**Records to use**:
┄┄┄┄┄┄┄┄┄┄
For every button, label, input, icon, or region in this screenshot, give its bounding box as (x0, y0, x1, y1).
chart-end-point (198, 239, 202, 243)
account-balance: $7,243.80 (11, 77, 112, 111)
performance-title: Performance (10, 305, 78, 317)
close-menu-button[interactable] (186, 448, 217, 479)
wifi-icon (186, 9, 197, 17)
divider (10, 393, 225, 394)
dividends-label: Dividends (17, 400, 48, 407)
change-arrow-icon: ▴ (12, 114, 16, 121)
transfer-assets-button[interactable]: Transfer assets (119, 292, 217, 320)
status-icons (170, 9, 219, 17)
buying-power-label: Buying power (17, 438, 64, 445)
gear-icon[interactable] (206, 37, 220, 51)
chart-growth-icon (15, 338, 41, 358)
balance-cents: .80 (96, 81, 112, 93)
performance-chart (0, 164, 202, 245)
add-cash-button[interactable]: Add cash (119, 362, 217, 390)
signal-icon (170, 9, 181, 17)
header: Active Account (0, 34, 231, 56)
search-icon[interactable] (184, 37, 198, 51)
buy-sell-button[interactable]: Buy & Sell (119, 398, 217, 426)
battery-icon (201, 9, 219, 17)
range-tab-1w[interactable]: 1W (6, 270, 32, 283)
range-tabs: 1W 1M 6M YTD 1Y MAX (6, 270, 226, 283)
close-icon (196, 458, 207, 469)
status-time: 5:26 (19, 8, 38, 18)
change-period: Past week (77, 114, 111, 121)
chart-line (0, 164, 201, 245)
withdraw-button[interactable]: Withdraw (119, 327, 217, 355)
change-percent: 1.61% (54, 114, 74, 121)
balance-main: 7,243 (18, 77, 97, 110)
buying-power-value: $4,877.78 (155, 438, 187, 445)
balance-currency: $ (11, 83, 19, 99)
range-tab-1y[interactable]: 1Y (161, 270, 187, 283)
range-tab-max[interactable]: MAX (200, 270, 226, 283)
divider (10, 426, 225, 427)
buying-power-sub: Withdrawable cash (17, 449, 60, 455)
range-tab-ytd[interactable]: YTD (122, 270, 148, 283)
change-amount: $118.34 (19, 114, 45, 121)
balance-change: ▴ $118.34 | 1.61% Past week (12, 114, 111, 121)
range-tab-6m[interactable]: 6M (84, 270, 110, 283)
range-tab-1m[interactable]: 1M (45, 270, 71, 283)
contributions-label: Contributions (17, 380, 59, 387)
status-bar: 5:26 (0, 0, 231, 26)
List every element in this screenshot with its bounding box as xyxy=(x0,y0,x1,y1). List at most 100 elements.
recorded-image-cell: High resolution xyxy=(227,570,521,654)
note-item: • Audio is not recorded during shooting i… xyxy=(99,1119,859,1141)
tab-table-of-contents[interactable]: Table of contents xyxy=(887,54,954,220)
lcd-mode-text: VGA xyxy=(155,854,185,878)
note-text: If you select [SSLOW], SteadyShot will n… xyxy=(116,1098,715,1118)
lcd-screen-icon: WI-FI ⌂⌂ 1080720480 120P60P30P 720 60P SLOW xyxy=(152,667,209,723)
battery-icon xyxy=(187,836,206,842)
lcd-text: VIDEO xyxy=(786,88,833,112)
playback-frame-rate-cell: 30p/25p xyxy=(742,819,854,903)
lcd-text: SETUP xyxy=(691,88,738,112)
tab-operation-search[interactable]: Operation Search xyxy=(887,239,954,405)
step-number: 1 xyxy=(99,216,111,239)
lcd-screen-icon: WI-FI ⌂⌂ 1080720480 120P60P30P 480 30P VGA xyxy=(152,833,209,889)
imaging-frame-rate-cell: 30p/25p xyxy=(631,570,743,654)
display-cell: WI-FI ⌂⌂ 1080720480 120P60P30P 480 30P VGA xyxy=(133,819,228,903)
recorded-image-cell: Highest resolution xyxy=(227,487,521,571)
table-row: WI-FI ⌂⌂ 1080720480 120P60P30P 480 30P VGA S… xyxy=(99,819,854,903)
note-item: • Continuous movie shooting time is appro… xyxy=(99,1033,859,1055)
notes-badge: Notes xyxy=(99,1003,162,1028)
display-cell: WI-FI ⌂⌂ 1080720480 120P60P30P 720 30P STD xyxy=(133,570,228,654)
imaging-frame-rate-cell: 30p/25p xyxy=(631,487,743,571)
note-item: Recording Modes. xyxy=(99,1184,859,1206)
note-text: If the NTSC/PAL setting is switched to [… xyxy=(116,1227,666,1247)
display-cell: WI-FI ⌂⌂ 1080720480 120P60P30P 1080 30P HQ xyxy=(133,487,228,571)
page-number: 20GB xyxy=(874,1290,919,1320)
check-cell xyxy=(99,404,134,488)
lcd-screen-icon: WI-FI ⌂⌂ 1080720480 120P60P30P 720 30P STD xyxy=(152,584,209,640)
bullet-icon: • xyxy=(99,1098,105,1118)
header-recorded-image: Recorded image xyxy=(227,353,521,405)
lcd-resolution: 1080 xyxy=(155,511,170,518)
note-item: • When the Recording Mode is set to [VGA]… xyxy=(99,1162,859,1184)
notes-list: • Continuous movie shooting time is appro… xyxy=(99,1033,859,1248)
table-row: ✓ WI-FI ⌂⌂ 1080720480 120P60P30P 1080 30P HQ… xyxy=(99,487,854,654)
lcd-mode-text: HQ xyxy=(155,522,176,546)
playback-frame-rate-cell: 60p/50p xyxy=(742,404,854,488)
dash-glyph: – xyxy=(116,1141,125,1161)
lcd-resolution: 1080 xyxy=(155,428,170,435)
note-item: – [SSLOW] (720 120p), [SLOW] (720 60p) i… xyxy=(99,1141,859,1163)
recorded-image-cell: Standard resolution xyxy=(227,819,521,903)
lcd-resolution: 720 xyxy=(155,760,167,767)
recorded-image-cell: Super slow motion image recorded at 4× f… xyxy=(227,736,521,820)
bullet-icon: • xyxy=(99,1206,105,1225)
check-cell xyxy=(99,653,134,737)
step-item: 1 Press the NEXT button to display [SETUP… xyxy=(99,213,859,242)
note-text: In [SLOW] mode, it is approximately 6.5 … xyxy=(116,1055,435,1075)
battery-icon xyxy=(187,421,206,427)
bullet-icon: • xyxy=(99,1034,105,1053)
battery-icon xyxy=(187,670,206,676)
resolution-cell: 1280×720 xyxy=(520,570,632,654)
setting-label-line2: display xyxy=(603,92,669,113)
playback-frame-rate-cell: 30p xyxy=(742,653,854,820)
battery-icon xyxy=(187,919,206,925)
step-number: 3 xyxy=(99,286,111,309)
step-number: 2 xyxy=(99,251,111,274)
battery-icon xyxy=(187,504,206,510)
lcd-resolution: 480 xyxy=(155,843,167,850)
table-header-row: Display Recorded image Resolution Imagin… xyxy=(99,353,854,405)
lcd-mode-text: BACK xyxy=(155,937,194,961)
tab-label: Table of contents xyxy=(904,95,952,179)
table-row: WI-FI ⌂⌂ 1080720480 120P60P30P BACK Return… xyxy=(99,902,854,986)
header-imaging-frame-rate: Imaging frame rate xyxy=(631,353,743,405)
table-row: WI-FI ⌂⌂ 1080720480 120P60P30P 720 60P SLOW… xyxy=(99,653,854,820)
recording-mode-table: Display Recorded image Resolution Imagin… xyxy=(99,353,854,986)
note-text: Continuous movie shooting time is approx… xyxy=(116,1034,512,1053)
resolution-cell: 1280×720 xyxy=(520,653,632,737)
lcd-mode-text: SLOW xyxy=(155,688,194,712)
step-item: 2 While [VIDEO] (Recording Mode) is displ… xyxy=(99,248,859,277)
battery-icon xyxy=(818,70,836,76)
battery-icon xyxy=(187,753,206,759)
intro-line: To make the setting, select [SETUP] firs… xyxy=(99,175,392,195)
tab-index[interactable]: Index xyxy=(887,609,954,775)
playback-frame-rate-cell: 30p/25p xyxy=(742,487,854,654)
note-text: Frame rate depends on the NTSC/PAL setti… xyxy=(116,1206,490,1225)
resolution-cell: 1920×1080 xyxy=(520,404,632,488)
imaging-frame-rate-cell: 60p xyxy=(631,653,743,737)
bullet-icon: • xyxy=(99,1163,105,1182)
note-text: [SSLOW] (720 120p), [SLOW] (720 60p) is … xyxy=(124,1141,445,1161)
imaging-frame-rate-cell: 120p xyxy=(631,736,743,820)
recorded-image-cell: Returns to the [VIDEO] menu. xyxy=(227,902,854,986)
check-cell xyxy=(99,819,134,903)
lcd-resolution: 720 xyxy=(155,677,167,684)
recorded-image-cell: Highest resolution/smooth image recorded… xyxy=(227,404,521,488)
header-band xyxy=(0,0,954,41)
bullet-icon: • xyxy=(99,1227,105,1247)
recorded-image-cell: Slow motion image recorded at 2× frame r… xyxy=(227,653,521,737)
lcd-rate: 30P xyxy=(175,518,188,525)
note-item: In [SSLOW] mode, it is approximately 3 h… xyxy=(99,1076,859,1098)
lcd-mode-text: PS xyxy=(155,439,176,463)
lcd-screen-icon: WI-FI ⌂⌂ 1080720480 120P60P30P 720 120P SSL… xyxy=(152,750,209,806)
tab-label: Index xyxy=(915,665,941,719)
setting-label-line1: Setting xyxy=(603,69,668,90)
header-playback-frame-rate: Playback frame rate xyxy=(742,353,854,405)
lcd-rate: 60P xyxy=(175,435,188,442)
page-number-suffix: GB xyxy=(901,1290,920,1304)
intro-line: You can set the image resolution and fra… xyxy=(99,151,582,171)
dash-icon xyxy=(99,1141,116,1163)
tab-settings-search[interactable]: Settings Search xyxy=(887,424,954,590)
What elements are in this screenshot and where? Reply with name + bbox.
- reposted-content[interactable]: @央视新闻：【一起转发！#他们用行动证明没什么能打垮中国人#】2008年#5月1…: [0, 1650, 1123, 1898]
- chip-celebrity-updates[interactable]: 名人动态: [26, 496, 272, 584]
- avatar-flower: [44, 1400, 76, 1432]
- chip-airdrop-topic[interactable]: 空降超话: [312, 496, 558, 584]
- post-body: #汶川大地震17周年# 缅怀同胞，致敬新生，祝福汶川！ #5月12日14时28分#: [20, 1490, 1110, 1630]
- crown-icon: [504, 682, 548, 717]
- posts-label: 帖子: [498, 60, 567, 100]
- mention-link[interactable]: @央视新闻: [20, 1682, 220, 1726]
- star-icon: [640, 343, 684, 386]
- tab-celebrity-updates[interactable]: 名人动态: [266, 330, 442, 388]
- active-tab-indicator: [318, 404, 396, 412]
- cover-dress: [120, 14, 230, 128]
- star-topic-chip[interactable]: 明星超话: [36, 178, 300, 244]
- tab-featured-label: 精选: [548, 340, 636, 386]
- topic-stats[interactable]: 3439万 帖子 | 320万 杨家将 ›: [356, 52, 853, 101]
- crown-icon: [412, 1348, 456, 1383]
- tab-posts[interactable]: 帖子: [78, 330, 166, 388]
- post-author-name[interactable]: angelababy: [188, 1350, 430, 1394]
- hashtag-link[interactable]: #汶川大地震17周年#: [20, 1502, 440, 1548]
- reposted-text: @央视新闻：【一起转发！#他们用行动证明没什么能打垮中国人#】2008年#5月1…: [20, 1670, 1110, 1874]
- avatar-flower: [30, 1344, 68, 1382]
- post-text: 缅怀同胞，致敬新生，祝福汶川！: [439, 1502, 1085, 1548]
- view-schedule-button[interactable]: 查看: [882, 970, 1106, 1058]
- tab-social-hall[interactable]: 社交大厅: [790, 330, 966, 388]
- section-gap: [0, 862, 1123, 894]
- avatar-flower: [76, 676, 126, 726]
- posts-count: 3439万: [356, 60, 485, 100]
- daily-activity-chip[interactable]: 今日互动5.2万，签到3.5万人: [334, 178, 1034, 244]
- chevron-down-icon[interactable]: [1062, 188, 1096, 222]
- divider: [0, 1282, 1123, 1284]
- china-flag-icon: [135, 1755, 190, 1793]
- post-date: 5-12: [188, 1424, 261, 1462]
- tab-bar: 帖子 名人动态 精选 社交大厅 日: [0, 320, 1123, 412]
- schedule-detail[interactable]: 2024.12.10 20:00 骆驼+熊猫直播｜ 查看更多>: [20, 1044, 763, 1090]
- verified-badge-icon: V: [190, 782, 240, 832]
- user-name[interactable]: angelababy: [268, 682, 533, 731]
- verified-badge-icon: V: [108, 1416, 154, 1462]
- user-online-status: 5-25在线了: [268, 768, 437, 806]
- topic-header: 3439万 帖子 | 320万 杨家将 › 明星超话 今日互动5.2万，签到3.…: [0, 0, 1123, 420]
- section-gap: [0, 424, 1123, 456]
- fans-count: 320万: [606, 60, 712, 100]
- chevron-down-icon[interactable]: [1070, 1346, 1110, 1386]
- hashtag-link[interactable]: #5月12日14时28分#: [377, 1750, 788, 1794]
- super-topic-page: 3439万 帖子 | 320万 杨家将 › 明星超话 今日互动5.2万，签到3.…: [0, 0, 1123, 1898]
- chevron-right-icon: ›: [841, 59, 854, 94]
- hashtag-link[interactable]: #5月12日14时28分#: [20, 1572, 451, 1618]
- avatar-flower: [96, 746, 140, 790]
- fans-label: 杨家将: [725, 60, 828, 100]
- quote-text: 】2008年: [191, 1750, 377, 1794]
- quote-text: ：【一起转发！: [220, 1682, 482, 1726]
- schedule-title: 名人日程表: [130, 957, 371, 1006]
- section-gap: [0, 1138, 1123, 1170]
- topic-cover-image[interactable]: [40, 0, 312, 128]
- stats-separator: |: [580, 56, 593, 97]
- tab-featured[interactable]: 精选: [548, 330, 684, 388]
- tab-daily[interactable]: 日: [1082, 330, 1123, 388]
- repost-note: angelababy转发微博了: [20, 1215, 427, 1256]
┄┄┄┄┄┄┄┄┄┄
**What you have to do**: Rewrite everything from the start of the listing down to the line containing "note-item: • Audio", replacing "divider" with "separator" and leaving all else unchanged.

**Response to the exercise**:
For every button, label, input, icon, or region in this screenshot, give its bounding box as (x0, y0, x1, y1).
chart-end-point (198, 239, 202, 243)
account-balance: $7,243.80 (11, 77, 112, 111)
performance-title: Performance (10, 305, 78, 317)
close-menu-button[interactable] (186, 448, 217, 479)
wifi-icon (186, 9, 197, 17)
separator (10, 393, 225, 394)
dividends-label: Dividends (17, 400, 48, 407)
change-arrow-icon: ▴ (12, 114, 16, 121)
transfer-assets-button[interactable]: Transfer assets (119, 292, 217, 320)
status-icons (170, 9, 219, 17)
buying-power-label: Buying power (17, 438, 64, 445)
gear-icon[interactable] (206, 37, 220, 51)
chart-growth-icon (15, 338, 41, 358)
balance-cents: .80 (96, 81, 112, 93)
performance-chart (0, 164, 202, 245)
add-cash-button[interactable]: Add cash (119, 362, 217, 390)
signal-icon (170, 9, 181, 17)
header: Active Account (0, 34, 231, 56)
search-icon[interactable] (184, 37, 198, 51)
buy-sell-button[interactable]: Buy & Sell (119, 398, 217, 426)
battery-icon (201, 9, 219, 17)
range-tab-1w[interactable]: 1W (6, 270, 32, 283)
range-tabs: 1W 1M 6M YTD 1Y MAX (6, 270, 226, 283)
close-icon (196, 458, 207, 469)
status-time: 5:26 (19, 8, 38, 18)
change-period: Past week (77, 114, 111, 121)
chart-line (0, 164, 201, 245)
withdraw-button[interactable]: Withdraw (119, 327, 217, 355)
change-percent: 1.61% (54, 114, 74, 121)
balance-main: 7,243 (18, 77, 97, 110)
buying-power-value: $4,877.78 (155, 438, 187, 445)
balance-currency: $ (11, 83, 19, 99)
range-tab-1y[interactable]: 1Y (161, 270, 187, 283)
range-tab-max[interactable]: MAX (200, 270, 226, 283)
separator (10, 426, 225, 427)
buying-power-sub: Withdrawable cash (17, 449, 60, 455)
range-tab-ytd[interactable]: YTD (122, 270, 148, 283)
change-amount: $118.34 (19, 114, 45, 121)
balance-change: ▴ $118.34 | 1.61% Past week (12, 114, 111, 121)
range-tab-6m[interactable]: 6M (84, 270, 110, 283)
range-tab-1m[interactable]: 1M (45, 270, 71, 283)
contributions-label: Contributions (17, 380, 59, 387)
status-bar: 5:26 (0, 0, 231, 26)
List every element in this screenshot with its bounding box as xyxy=(x0,y0,x1,y1). List at most 100 elements.
recorded-image-cell: High resolution xyxy=(227,570,521,654)
note-item: • Audio is not recorded during shooting i… xyxy=(99,1119,859,1141)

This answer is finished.